_Work instructions:_
Please reproduce every record, keeping each one exactly as written.

======== Records shown ========

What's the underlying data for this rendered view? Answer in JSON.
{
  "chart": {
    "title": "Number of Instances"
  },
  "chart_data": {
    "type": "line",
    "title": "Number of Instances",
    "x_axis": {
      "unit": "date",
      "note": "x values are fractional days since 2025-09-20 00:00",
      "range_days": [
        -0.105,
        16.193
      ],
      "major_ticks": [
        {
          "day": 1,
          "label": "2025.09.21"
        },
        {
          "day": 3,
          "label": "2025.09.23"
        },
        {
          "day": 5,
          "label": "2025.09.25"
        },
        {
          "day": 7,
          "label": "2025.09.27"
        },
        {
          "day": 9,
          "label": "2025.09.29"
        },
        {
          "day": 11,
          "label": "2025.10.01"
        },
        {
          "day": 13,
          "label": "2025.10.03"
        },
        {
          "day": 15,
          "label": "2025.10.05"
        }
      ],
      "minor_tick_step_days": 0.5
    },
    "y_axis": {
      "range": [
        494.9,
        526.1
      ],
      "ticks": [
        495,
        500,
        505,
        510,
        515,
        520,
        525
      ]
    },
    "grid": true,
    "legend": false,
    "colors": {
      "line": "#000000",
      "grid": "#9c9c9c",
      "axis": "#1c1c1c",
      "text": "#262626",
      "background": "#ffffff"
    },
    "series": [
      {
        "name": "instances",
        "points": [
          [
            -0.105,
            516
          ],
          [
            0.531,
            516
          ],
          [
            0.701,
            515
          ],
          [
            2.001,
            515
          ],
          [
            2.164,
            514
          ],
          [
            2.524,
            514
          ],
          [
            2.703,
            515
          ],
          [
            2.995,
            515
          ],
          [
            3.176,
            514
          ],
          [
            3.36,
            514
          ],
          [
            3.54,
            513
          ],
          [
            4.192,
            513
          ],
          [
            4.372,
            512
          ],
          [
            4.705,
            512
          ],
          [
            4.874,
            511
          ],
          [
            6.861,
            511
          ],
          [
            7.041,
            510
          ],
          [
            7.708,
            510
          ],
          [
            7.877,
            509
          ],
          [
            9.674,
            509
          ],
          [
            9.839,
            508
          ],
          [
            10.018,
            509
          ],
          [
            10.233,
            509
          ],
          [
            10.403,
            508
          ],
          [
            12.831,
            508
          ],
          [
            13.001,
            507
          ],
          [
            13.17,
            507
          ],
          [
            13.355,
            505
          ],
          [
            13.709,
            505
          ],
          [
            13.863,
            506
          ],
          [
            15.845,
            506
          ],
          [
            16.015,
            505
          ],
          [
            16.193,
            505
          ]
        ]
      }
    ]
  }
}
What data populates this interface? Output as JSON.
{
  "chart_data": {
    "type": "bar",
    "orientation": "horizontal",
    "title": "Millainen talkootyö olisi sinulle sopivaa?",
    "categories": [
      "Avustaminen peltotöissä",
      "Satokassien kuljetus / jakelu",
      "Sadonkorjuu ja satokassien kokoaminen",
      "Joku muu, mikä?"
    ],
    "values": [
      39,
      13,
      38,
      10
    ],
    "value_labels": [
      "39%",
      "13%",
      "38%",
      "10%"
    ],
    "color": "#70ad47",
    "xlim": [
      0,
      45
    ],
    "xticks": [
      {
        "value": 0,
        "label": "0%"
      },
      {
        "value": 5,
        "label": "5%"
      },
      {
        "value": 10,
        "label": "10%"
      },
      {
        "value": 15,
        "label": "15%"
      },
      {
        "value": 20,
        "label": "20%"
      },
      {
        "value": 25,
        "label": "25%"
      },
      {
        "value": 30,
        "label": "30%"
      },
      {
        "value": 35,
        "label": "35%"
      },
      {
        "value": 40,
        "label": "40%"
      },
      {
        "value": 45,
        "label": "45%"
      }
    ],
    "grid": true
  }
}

========

_Task result:_
What's the underlying data for this rendered view? Answer in JSON.
{
  "chart": {
    "title": "Number of Instances"
  },
  "chart_data": {
    "type": "line",
    "title": "Number of Instances",
    "x_axis": {
      "unit": "date",
      "note": "x values are fractional days since 2025-09-20 00:00",
      "range_days": [
        -0.105,
        16.193
      ],
      "major_ticks": [
        {
          "day": 1,
          "label": "2025.09.21"
        },
        {
          "day": 3,
          "label": "2025.09.23"
        },
        {
          "day": 5,
          "label": "2025.09.25"
        },
        {
          "day": 7,
          "label": "2025.09.27"
        },
        {
          "day": 9,
          "label": "2025.09.29"
        },
        {
          "day": 11,
          "label": "2025.10.01"
        },
        {
          "day": 13,
          "label": "2025.10.03"
        },
        {
          "day": 15,
          "label": "2025.10.05"
        }
      ],
      "minor_tick_step_days": 0.5
    },
    "y_axis": {
      "range": [
        494.9,
        526.1
      ],
      "ticks": [
        495,
        500,
        505,
        510,
        515,
        520,
        525
      ]
    },
    "grid": true,
    "legend": false,
    "colors": {
      "line": "#000000",
      "grid": "#9c9c9c",
      "axis": "#1c1c1c",
      "text": "#262626",
      "background": "#ffffff"
    },
    "series": [
      {
        "name": "instances",
        "points": [
          [
            -0.105,
            516
          ],
          [
            0.531,
            516
          ],
          [
            0.701,
            515
          ],
          [
            2.001,
            515
          ],
          [
            2.164,
            514
          ],
          [
            2.524,
            514
          ],
          [
            2.703,
            515
          ],
          [
            2.995,
            515
          ],
          [
            3.176,
            514
          ],
          [
            3.36,
            514
          ],
          [
            3.54,
            513
          ],
          [
            4.192,
            513
          ],
          [
            4.372,
            512
          ],
          [
            4.705,
            512
          ],
          [
            4.874,
            511
          ],
          [
            6.861,
            511
          ],
          [
            7.041,
            510
          ],
          [
            7.708,
            510
          ],
          [
            7.877,
            509
          ],
          [
            9.674,
            509
          ],
          [
            9.839,
            508
          ],
          [
            10.018,
            509
          ],
          [
            10.233,
            509
          ],
          [
            10.403,
            508
          ],
          [
            12.831,
            508
          ],
          [
            13.001,
            507
          ],
          [
            13.17,
            507
          ],
          [
            13.355,
            505
          ],
          [
            13.709,
            505
          ],
          [
            13.863,
            506
          ],
          [
            15.845,
            506
          ],
          [
            16.015,
            505
          ],
          [
            16.193,
            505
          ]
        ]
      }
    ]
  }
}
What data populates this interface? Output as JSON.
{
  "chart_data": {
    "type": "bar",
    "orientation": "horizontal",
    "title": "Millainen talkootyö olisi sinulle sopivaa?",
    "categories": [
      "Avustaminen peltotöissä",
      "Satokassien kuljetus / jakelu",
      "Sadonkorjuu ja satokassien kokoaminen",
      "Joku muu, mikä?"
    ],
    "values": [
      39,
      13,
      38,
      10
    ],
    "value_labels": [
      "39%",
      "13%",
      "38%",
      "10%"
    ],
    "color": "#70ad47",
    "xlim": [
      0,
      45
    ],
    "xticks": [
      {
        "value": 0,
        "label": "0%"
      },
      {
        "value": 5,
        "label": "5%"
      },
      {
        "value": 10,
        "label": "10%"
      },
      {
        "value": 15,
        "label": "15%"
      },
      {
        "value": 20,
        "label": "20%"
      },
      {
        "value": 25,
        "label": "25%"
      },
      {
        "value": 30,
        "label": "30%"
      },
      {
        "value": 35,
        "label": "35%"
      },
      {
        "value": 40,
        "label": "40%"
      },
      {
        "value": 45,
        "label": "45%"
      }
    ],
    "grid": true
  }
}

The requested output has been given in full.